Work required>
Please reproduce every item below word for word, leaving out the picture lines.

(Box coordinate listings)
— START —
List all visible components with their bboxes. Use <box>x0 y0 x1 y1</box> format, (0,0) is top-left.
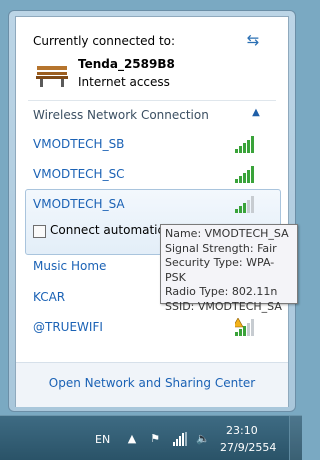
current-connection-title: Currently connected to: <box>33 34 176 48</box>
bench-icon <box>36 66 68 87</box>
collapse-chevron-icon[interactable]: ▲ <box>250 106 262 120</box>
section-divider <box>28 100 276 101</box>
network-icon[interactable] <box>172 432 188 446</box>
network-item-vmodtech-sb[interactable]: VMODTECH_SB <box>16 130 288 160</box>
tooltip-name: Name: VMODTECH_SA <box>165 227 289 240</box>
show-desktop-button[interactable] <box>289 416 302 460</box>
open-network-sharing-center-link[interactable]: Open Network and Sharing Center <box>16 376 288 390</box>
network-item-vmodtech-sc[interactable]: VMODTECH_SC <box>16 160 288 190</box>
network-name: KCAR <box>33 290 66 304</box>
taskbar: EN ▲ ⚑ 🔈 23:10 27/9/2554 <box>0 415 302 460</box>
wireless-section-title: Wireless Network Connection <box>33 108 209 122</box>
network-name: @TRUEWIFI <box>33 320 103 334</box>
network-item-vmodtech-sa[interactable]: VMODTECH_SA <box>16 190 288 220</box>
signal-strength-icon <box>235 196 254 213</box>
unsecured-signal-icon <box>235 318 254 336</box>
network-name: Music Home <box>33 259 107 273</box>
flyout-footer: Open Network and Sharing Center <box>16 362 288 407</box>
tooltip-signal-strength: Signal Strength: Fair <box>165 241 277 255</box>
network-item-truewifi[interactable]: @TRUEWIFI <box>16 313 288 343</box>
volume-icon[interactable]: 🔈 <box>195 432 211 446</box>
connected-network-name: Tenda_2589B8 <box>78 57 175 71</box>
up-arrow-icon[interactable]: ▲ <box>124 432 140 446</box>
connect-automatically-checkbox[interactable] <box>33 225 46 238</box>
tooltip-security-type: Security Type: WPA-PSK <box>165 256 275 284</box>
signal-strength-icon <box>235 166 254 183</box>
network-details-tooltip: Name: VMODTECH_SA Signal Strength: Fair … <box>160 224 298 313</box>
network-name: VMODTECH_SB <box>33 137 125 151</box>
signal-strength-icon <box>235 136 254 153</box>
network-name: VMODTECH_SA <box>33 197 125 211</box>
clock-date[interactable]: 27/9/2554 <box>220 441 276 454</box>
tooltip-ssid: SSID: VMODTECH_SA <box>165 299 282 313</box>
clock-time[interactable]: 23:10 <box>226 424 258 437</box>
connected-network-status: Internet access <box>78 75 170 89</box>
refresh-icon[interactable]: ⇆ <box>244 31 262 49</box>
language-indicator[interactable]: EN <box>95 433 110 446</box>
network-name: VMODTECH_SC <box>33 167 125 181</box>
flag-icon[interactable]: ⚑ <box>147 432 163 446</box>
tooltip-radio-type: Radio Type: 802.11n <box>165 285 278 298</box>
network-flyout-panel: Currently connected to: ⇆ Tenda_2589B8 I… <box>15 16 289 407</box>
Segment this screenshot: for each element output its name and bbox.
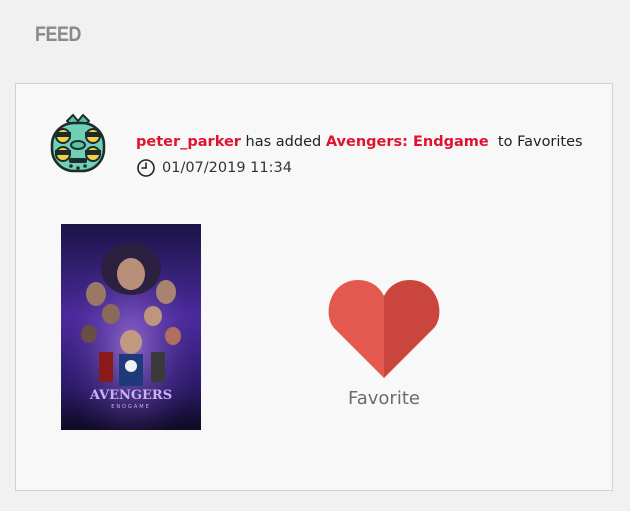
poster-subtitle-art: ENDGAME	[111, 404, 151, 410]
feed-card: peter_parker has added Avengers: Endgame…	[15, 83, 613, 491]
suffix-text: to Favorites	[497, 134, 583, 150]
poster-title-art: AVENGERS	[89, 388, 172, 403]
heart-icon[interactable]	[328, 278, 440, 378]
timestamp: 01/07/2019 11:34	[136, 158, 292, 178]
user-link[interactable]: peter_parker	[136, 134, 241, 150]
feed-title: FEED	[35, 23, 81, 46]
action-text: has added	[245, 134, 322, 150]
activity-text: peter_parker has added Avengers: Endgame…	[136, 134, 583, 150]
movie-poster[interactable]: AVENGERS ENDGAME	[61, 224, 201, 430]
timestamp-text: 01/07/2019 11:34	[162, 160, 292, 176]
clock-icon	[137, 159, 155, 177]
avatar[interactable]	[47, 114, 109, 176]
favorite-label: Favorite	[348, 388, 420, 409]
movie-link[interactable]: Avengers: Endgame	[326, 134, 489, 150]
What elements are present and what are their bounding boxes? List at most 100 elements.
— END —
The answer>
List all visible components with their bboxes. Use <box>x0 y0 x1 y1</box> format, (0,0) is top-left.
current-connection-title: Currently connected to: <box>33 34 176 48</box>
bench-icon <box>36 66 68 87</box>
collapse-chevron-icon[interactable]: ▲ <box>250 106 262 120</box>
section-divider <box>28 100 276 101</box>
network-icon[interactable] <box>172 432 188 446</box>
network-item-vmodtech-sb[interactable]: VMODTECH_SB <box>16 130 288 160</box>
tooltip-name: Name: VMODTECH_SA <box>165 227 289 240</box>
show-desktop-button[interactable] <box>289 416 302 460</box>
open-network-sharing-center-link[interactable]: Open Network and Sharing Center <box>16 376 288 390</box>
network-item-vmodtech-sc[interactable]: VMODTECH_SC <box>16 160 288 190</box>
network-name: KCAR <box>33 290 66 304</box>
taskbar: EN ▲ ⚑ 🔈 23:10 27/9/2554 <box>0 415 302 460</box>
wireless-section-title: Wireless Network Connection <box>33 108 209 122</box>
network-name: @TRUEWIFI <box>33 320 103 334</box>
network-item-vmodtech-sa[interactable]: VMODTECH_SA <box>16 190 288 220</box>
signal-strength-icon <box>235 196 254 213</box>
unsecured-signal-icon <box>235 318 254 336</box>
network-name: Music Home <box>33 259 107 273</box>
flyout-footer: Open Network and Sharing Center <box>16 362 288 407</box>
tooltip-signal-strength: Signal Strength: Fair <box>165 241 277 255</box>
network-item-truewifi[interactable]: @TRUEWIFI <box>16 313 288 343</box>
volume-icon[interactable]: 🔈 <box>195 432 211 446</box>
connected-network-name: Tenda_2589B8 <box>78 57 175 71</box>
up-arrow-icon[interactable]: ▲ <box>124 432 140 446</box>
connect-automatically-checkbox[interactable] <box>33 225 46 238</box>
tooltip-security-type: Security Type: WPA-PSK <box>165 256 275 284</box>
signal-strength-icon <box>235 166 254 183</box>
network-details-tooltip: Name: VMODTECH_SA Signal Strength: Fair … <box>160 224 298 313</box>
network-name: VMODTECH_SB <box>33 137 125 151</box>
signal-strength-icon <box>235 136 254 153</box>
network-name: VMODTECH_SA <box>33 197 125 211</box>
clock-date[interactable]: 27/9/2554 <box>220 441 276 454</box>
tooltip-ssid: SSID: VMODTECH_SA <box>165 299 282 313</box>
clock-time[interactable]: 23:10 <box>226 424 258 437</box>
connected-network-status: Internet access <box>78 75 170 89</box>
refresh-icon[interactable]: ⇆ <box>244 31 262 49</box>
language-indicator[interactable]: EN <box>95 433 110 446</box>
network-name: VMODTECH_SC <box>33 167 125 181</box>
flag-icon[interactable]: ⚑ <box>147 432 163 446</box>
tooltip-radio-type: Radio Type: 802.11n <box>165 285 278 298</box>
network-flyout-panel: Currently connected to: ⇆ Tenda_2589B8 I… <box>15 16 289 407</box>
Segment this screenshot: for each element output its name and bbox.
poster-subtitle-art: ENDGAME	[111, 404, 151, 410]
feed-card: peter_parker has added Avengers: Endgame…	[15, 83, 613, 491]
suffix-text: to Favorites	[497, 134, 583, 150]
poster-title-art: AVENGERS	[89, 388, 172, 403]
heart-icon[interactable]	[328, 278, 440, 378]
timestamp: 01/07/2019 11:34	[136, 158, 292, 178]
user-link[interactable]: peter_parker	[136, 134, 241, 150]
feed-title: FEED	[35, 23, 81, 46]
action-text: has added	[245, 134, 322, 150]
activity-text: peter_parker has added Avengers: Endgame…	[136, 134, 583, 150]
movie-poster[interactable]: AVENGERS ENDGAME	[61, 224, 201, 430]
timestamp-text: 01/07/2019 11:34	[162, 160, 292, 176]
clock-icon	[137, 159, 155, 177]
avatar[interactable]	[47, 114, 109, 176]
favorite-label: Favorite	[348, 388, 420, 409]
movie-link[interactable]: Avengers: Endgame	[326, 134, 489, 150]
What elements are present and what are their bounding boxes? List at most 100 elements.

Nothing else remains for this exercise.